(Saved data entries)
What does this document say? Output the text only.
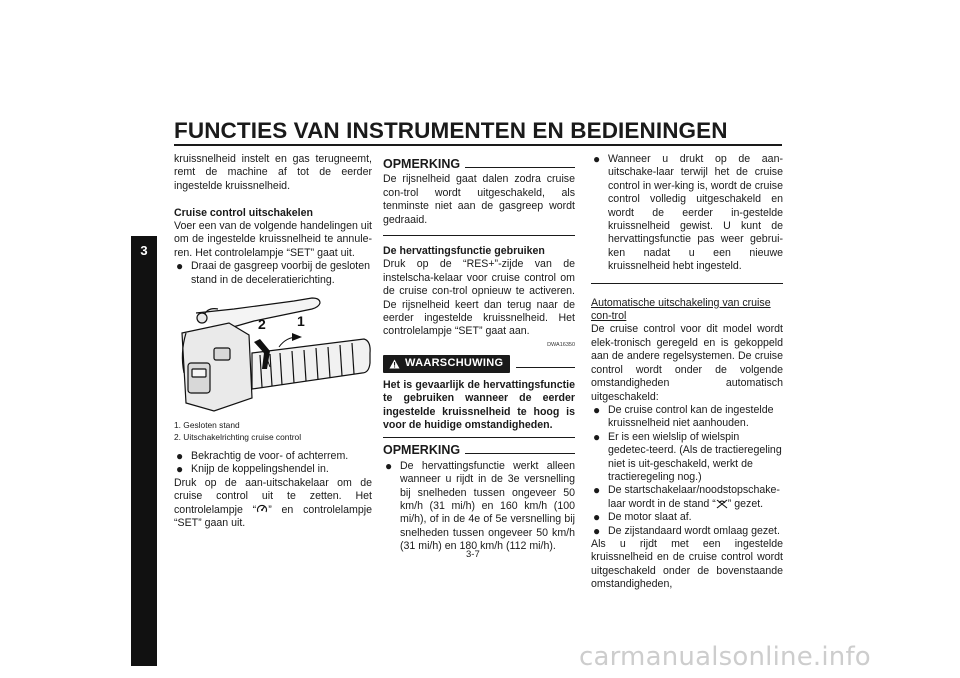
FUNCTIES VAN INSTRUMENTEN EN BEDIENINGEN
3

kruissnelheid instelt en gas terugneemt, remt de machine af tot de eerder ingestelde kruissnelheid.

Cruise control uitschakelen

Voer een van de volgende handelingen uit om de ingestelde kruissnelheid te annule-ren. Het controlelampje “SET” gaat uit.

● Draai de gasgreep voorbij de gesloten stand in de deceleratierichting.

2 1

1. Gesloten stand

2. Uitschakelrichting cruise control

● Bekrachtig de voor- of achterrem.

● Knijp de koppelingshendel in.

Druk op de aan-uitschakelaar om de cruise control uit te zetten. Het controlelampje “ ” en controlelampje “SET” gaan uit.

OPMERKING

De rijsnelheid gaat dalen zodra cruise con-trol wordt uitgeschakeld, als tenminste niet aan de gasgreep wordt gedraaid.

De hervattingsfunctie gebruiken

Druk op de “RES+”-zijde van de instelscha-kelaar voor cruise control om de cruise con-trol opnieuw te activeren. De rijsnelheid keert dan terug naar de eerder ingestelde kruissnelheid. Het controlelampje “SET” gaat aan.

DWA16350
WAARSCHUWING

Het is gevaarlijk de hervattingsfunctie te gebruiken wanneer de eerder ingestelde kruissnelheid te hoog is voor de huidige omstandigheden.

OPMERKING

● De hervattingsfunctie werkt alleen wanneer u rijdt in de 3e versnelling bij snelheden tussen ongeveer 50 km/h (31 mi/h) en 160 km/h (100 mi/h), of in de 4e of 5e versnelling bij snelheden tussen ongeveer 50 km/h (31 mi/h) en 180 km/h (112 mi/h).

● Wanneer u drukt op de aan-uitschake-laar terwijl het de cruise control in wer-king is, wordt de cruise control volledig uitgeschakeld en wordt de eerder in-gestelde kruissnelheid gewist. U kunt de hervattingsfunctie pas weer gebrui-ken nadat u een nieuwe kruissnelheid hebt ingesteld.

Automatische uitschakeling van cruise con-trol

De cruise control voor dit model wordt elek-tronisch geregeld en is gekoppeld aan de andere regelsystemen. De cruise control wordt onder de volgende omstandigheden automatisch uitgeschakeld:

● De cruise control kan de ingestelde kruissnelheid niet aanhouden.

● Er is een wielslip of wielspin gedetec-teerd. (Als de tractieregeling niet is uit-geschakeld, werkt de tractieregeling nog.)

● De startschakelaar/noodstopschake-laar wordt in de stand “ ” gezet.

● De motor slaat af.

● De zijstandaard wordt omlaag gezet.

Als u rijdt met een ingestelde kruissnelheid en de cruise control wordt uitgeschakeld onder de bovenstaande omstandigheden,

3-7
carmanualsonline.info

Given instruction: Extract the full listing above verbatim; pictures are to be left out of the copy.

Exercise output:
What does this document say? Output the text only.
FUNCTIES VAN INSTRUMENTEN EN BEDIENINGEN
3

kruissnelheid instelt en gas terugneemt, remt de machine af tot de eerder ingestelde kruissnelheid.

Cruise control uitschakelen

Voer een van de volgende handelingen uit om de ingestelde kruissnelheid te annule-ren. Het controlelampje “SET” gaat uit.

● Draai de gasgreep voorbij de gesloten stand in de deceleratierichting.

2 1

1. Gesloten stand

2. Uitschakelrichting cruise control

● Bekrachtig de voor- of achterrem.

● Knijp de koppelingshendel in.

Druk op de aan-uitschakelaar om de cruise control uit te zetten. Het controlelampje “ ” en controlelampje “SET” gaan uit.

OPMERKING

De rijsnelheid gaat dalen zodra cruise con-trol wordt uitgeschakeld, als tenminste niet aan de gasgreep wordt gedraaid.

De hervattingsfunctie gebruiken

Druk op de “RES+”-zijde van de instelscha-kelaar voor cruise control om de cruise con-trol opnieuw te activeren. De rijsnelheid keert dan terug naar de eerder ingestelde kruissnelheid. Het controlelampje “SET” gaat aan.

DWA16350
WAARSCHUWING

Het is gevaarlijk de hervattingsfunctie te gebruiken wanneer de eerder ingestelde kruissnelheid te hoog is voor de huidige omstandigheden.

OPMERKING

● De hervattingsfunctie werkt alleen wanneer u rijdt in de 3e versnelling bij snelheden tussen ongeveer 50 km/h (31 mi/h) en 160 km/h (100 mi/h), of in de 4e of 5e versnelling bij snelheden tussen ongeveer 50 km/h (31 mi/h) en 180 km/h (112 mi/h).

● Wanneer u drukt op de aan-uitschake-laar terwijl het de cruise control in wer-king is, wordt de cruise control volledig uitgeschakeld en wordt de eerder in-gestelde kruissnelheid gewist. U kunt de hervattingsfunctie pas weer gebrui-ken nadat u een nieuwe kruissnelheid hebt ingesteld.

Automatische uitschakeling van cruise con-trol

De cruise control voor dit model wordt elek-tronisch geregeld en is gekoppeld aan de andere regelsystemen. De cruise control wordt onder de volgende omstandigheden automatisch uitgeschakeld:

● De cruise control kan de ingestelde kruissnelheid niet aanhouden.

● Er is een wielslip of wielspin gedetec-teerd. (Als de tractieregeling niet is uit-geschakeld, werkt de tractieregeling nog.)

● De startschakelaar/noodstopschake-laar wordt in de stand “ ” gezet.

● De motor slaat af.

● De zijstandaard wordt omlaag gezet.

Als u rijdt met een ingestelde kruissnelheid en de cruise control wordt uitgeschakeld onder de bovenstaande omstandigheden,

3-7
carmanualsonline.info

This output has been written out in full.